Written instruction:
Give the number of lines below that contain "Annual", with no other output.

---------- Given data

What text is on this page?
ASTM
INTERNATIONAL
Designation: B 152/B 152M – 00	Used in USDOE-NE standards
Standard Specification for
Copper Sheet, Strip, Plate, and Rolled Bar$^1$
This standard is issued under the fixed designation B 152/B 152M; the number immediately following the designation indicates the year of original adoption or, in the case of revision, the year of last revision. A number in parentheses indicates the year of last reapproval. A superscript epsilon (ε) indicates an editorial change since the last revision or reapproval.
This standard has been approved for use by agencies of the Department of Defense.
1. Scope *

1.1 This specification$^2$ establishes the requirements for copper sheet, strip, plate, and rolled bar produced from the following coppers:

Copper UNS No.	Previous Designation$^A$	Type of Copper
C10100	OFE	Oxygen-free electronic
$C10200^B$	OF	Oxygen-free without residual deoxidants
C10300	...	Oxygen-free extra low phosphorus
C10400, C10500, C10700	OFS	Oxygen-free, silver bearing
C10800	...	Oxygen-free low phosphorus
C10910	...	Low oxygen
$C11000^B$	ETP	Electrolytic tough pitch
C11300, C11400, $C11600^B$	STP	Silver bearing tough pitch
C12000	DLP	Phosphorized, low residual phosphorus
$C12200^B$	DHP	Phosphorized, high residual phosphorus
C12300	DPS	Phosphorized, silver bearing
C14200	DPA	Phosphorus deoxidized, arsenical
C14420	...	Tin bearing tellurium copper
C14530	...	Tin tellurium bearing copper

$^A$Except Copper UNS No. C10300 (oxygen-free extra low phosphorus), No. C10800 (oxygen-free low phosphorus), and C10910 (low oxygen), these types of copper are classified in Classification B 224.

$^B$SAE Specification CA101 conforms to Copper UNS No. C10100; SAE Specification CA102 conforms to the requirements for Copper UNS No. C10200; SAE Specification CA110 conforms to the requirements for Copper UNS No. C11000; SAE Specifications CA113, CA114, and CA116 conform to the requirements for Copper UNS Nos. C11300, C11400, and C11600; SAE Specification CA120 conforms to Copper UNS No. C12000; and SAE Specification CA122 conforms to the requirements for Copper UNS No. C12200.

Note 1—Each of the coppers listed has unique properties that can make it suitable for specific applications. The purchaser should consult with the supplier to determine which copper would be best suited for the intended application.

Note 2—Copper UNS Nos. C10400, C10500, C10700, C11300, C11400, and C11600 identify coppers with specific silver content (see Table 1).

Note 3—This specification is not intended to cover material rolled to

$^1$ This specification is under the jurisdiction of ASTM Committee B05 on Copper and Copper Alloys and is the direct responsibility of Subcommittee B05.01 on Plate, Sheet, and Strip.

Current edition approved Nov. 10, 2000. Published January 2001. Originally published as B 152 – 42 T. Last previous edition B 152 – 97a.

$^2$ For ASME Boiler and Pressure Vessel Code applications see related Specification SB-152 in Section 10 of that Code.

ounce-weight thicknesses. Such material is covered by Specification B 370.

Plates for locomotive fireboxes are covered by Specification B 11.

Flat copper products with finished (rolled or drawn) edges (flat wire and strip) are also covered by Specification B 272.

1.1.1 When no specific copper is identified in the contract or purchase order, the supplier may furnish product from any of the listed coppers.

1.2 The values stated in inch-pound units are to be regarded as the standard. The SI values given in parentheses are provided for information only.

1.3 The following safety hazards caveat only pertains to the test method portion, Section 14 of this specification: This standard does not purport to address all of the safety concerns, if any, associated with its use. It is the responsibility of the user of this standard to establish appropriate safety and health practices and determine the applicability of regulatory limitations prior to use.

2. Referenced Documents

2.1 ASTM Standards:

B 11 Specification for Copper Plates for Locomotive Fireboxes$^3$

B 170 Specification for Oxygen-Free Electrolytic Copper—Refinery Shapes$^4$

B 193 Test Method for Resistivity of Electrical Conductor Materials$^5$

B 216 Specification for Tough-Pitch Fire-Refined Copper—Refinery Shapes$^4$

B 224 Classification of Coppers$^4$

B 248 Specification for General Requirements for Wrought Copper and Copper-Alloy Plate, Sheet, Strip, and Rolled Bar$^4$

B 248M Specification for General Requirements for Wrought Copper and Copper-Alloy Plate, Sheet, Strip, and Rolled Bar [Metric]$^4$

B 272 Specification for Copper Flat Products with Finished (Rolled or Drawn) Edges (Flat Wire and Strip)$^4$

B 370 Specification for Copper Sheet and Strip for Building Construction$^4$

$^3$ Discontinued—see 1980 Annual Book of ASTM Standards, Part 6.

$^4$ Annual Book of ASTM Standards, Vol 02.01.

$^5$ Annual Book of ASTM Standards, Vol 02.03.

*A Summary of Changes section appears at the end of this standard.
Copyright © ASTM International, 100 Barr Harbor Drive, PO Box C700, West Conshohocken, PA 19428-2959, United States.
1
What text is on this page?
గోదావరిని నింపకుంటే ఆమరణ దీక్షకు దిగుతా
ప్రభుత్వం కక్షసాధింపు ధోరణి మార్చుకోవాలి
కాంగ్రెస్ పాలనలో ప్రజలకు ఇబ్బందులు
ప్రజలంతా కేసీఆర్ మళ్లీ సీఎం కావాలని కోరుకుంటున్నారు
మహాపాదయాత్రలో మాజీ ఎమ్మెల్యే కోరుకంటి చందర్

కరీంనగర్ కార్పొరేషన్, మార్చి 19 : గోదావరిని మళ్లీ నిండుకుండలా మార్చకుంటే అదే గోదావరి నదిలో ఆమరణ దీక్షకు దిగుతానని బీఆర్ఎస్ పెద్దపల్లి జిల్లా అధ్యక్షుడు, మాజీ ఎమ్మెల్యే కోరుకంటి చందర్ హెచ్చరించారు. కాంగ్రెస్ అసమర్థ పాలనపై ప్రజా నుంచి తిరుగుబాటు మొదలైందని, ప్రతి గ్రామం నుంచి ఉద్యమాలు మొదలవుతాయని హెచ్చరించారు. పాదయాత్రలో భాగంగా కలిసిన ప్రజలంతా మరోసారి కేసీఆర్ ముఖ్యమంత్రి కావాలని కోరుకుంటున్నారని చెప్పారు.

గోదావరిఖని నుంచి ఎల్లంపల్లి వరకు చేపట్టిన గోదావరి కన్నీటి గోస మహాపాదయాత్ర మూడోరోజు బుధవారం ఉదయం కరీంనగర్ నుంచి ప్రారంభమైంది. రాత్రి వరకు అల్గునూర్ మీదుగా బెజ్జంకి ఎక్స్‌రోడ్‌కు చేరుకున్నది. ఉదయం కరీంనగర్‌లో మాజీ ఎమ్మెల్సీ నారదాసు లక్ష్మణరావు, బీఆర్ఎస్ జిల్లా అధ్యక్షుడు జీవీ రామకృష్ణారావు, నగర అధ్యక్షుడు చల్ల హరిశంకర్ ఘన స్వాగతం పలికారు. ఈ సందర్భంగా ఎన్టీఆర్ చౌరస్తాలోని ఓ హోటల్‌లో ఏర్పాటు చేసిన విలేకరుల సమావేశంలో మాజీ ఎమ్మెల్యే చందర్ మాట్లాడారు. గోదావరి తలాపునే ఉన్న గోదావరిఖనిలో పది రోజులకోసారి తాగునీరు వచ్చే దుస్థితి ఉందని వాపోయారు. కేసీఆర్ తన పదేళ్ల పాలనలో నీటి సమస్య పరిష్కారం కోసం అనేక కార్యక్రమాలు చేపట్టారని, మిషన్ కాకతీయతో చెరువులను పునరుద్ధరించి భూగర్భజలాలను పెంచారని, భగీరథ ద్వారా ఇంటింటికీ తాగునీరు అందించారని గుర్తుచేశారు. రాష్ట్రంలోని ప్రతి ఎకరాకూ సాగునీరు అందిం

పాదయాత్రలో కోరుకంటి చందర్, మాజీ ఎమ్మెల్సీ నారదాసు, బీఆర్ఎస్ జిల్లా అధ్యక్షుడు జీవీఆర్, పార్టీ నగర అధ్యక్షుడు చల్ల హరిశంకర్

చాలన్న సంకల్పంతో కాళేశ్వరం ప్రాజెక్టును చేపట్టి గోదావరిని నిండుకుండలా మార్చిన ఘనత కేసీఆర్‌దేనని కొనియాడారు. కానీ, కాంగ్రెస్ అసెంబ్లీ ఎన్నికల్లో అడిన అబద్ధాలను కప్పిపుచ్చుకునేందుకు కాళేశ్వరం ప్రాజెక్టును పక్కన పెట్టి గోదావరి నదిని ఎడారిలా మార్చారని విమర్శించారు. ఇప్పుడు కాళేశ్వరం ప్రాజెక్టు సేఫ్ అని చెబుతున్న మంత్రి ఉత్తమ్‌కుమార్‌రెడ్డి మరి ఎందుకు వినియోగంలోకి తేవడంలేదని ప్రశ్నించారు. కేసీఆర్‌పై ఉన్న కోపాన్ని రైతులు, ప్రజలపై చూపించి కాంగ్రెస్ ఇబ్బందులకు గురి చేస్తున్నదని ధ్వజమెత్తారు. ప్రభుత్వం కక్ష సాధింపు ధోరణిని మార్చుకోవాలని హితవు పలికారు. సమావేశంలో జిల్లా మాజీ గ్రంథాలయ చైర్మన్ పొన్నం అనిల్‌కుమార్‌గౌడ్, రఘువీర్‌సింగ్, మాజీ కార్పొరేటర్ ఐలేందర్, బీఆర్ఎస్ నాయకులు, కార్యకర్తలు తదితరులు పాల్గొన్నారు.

--------------------

Solution for this task:
3